#### YOUR INSTRUCTIONS:
Transcribe the passage on the tactile object recognition test word for word, from "The Nature of" to "the object type.".
(SUPPLIED TEXT Opens)
The 14 item sets comprising the fTORT were constructed to promote good content and face validity for object recognition, with minimal reliance on language (via use of poster). For stroke and clinician stakeholders, the face validity of the fTORT as a test of the ability to recognize common objects through the sense of touch is argued on the basis that everyday objects are used as test items, that these objects are readily sourced and commonly used, and that real 3D common objects should be used as humans are accurate and efficient in recognizing such objects (Klatzky et al., 1985). The content validity of the test items as representing everyday objects that have key somatosensory features is defended on the basis that all items have been systematically selected from a larger pool of the population of everyday objects (n = 100) that have been categorized in relation to the key somatosensory features aligned with haptic exploration of them, as established in the extensive, empirical work of Lederman and Klatzky (1987, 1990, 1993). The test includes item sets that sample each of the known seven somatosensory attributes (Lederman and Klatzky, 1987, 1990, 1993), supporting the content validity of the fTORT as representing all aspects of the construct of haptic object recognition. Further, the test procedure aligns with recognition of those distinctive somatosensory features, i.e., through object pair response choices. Use of visual representation of object features in the response poster, together with opportunity for visual calibration of actual objects above the poster, is defended based on the alignment of visual and tactile object features (Lacey and Sathian, 2014). Finally, the test is designed to minimize impact of confounds such as memory and language.
The Nature of Haptic Object Recognition Errors
Participants were most often observed to correctly identify the object or not. This pattern was obtained on all item sets with a possible mild deviation only for item 9 where there was some lack of clarity about the upper mode (i.e., exact match and one-attribute sensory error scores were of similar frequency) (Figure 3). The dominance of correct response or complete failure over presence of somatosensory attribute errors was strongest in participants with lower total scores, e.g., 29 or less (62% of cases). Only cases with relatively good total scores (30 or better) showed errors mostly in one or two somatosensory attributes, while correctly identifying the object type.
The work by Lederman and Klatzky (1987, 1990, 2009) identified the somatosensory attributes, and corresponding exploratory procedures, that permit most optimal recognition of common 3D objects by persons without neurological impairment. This information was used both in the selection of a representative range of common objects that are recognized most optimally according to the seven somatosensory attributes, as well as to test the ability to correctly discriminate the amount of the distinctive sensory attribute of similar objects within an object set (i.e., via object pair). It was expected that this higher level of discrimination, in addition to the recognition of object function, would be observed in participants with relatively mild overall impairment. This hypothesis is consistent with the observation that the errors in individuals with mild total score reductions (i.e., scores of 30–39) were predominantly due to somatosensory attribute errors rather than complete failure to recognize the type of object. It suggests that those with relatively few errors may be able to recognize the object function category but miss accurate discrimination of the distinctive somatosensory features of the object or may not be able to distinguish those attributes from other sensory attribute(s) in related objects. The fifth percentile criterion of abnormality in older healthy individuals is 37 out of possible score of 42 (Carey et al., 2006), i.e., within the range where errors are predominantly due to inaccuracy of sensory attribute recognition.
(SUPPLIED TEXT Closes)
(GIVEN RECORDS Opens)
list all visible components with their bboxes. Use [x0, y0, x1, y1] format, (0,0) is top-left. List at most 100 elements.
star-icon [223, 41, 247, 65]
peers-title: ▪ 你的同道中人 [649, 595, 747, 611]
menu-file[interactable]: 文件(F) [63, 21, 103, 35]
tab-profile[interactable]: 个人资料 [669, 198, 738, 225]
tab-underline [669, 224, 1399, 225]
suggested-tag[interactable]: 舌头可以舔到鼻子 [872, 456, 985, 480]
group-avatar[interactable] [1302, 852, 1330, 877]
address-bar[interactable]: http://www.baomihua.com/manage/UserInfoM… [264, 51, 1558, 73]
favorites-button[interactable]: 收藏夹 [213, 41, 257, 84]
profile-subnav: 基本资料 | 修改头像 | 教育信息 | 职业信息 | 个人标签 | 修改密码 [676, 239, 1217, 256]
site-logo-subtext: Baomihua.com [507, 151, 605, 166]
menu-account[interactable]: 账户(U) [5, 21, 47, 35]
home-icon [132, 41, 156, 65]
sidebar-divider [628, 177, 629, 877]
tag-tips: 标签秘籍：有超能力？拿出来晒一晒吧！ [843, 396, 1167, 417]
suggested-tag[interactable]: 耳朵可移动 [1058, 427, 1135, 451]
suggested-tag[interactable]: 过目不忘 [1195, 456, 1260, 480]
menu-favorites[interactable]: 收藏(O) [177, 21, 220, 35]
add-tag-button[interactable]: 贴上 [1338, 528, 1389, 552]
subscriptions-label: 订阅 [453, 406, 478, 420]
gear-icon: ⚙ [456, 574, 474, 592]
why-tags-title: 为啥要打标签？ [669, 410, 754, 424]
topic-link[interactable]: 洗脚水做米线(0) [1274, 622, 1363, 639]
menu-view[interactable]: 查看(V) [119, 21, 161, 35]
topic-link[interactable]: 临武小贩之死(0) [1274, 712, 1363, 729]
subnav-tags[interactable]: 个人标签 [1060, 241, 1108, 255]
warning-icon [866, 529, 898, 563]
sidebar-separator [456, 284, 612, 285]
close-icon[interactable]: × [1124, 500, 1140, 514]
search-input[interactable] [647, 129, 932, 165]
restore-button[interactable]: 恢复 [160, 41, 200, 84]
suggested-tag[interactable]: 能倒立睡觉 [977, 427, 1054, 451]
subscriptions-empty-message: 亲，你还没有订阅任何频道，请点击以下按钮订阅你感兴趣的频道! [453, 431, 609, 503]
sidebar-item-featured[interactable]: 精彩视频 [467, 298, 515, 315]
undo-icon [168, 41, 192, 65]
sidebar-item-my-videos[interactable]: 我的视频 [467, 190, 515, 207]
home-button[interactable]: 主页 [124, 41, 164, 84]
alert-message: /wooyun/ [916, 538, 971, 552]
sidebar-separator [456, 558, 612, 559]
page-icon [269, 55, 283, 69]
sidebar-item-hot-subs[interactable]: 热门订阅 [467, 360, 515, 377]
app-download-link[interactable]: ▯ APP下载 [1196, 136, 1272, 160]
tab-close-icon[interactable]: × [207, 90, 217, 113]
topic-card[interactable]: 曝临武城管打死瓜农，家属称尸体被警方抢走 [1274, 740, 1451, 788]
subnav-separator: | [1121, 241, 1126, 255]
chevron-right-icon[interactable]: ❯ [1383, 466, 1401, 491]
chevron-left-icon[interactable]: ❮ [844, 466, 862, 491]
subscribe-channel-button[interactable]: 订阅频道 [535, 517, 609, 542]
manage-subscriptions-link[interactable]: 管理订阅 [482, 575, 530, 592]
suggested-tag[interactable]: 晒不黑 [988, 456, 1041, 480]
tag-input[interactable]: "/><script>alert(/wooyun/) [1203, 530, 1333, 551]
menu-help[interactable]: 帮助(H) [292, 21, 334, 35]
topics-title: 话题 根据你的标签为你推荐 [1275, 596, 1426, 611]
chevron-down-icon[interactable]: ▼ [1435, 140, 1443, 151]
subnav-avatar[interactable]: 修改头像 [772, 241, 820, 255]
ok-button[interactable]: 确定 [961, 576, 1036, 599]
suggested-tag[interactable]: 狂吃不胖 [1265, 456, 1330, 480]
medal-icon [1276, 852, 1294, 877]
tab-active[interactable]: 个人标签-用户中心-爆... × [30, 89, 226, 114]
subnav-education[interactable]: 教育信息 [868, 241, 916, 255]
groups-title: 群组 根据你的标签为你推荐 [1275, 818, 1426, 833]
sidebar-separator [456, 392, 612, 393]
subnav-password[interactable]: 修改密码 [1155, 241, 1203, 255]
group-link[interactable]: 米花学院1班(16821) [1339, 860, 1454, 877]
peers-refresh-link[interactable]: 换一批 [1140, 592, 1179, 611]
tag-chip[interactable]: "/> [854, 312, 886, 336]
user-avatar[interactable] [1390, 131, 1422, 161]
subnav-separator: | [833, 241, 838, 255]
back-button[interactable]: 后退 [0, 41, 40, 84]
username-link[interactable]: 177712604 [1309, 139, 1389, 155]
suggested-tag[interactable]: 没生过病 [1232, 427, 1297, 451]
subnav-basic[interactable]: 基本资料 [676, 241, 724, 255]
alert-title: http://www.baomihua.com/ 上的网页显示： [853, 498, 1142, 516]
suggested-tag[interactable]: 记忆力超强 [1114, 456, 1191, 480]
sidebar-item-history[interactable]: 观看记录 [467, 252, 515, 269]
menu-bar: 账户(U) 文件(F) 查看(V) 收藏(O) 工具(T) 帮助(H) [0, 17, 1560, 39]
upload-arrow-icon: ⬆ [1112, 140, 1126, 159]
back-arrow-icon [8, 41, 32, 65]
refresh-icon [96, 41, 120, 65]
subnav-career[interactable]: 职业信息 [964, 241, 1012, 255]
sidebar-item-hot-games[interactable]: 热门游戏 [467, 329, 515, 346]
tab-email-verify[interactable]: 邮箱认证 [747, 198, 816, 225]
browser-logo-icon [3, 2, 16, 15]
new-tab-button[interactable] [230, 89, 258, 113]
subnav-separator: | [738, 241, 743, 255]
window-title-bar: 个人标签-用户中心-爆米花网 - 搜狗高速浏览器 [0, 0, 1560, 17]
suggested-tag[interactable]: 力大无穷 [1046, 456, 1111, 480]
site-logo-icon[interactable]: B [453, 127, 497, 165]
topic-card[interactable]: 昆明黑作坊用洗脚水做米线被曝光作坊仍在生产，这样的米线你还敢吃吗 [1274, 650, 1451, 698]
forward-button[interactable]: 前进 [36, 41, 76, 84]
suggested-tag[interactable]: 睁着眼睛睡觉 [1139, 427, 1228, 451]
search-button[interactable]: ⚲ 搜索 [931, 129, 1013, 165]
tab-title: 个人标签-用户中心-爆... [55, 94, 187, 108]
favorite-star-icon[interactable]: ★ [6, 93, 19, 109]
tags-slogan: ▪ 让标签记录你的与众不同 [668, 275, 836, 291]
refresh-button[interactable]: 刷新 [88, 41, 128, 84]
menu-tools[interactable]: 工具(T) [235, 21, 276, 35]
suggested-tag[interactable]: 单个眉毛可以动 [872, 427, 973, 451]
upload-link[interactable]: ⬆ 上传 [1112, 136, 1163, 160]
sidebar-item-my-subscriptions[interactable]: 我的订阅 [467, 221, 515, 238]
(GIVEN RECORDS Closes)
#### THE COMPLETED TASK:
The Nature of Haptic Object Recognition Errors
Participants were most often observed to correctly identify the object or not. This pattern was obtained on all item sets with a possible mild deviation only for item 9 where there was some lack of clarity about the upper mode (i.e., exact match and one-attribute sensory error scores were of similar frequency) (Figure 3). The dominance of correct response or complete failure over presence of somatosensory attribute errors was strongest in participants with lower total scores, e.g., 29 or less (62% of cases). Only cases with relatively good total scores (30 or better) showed errors mostly in one or two somatosensory attributes, while correctly identifying the object type.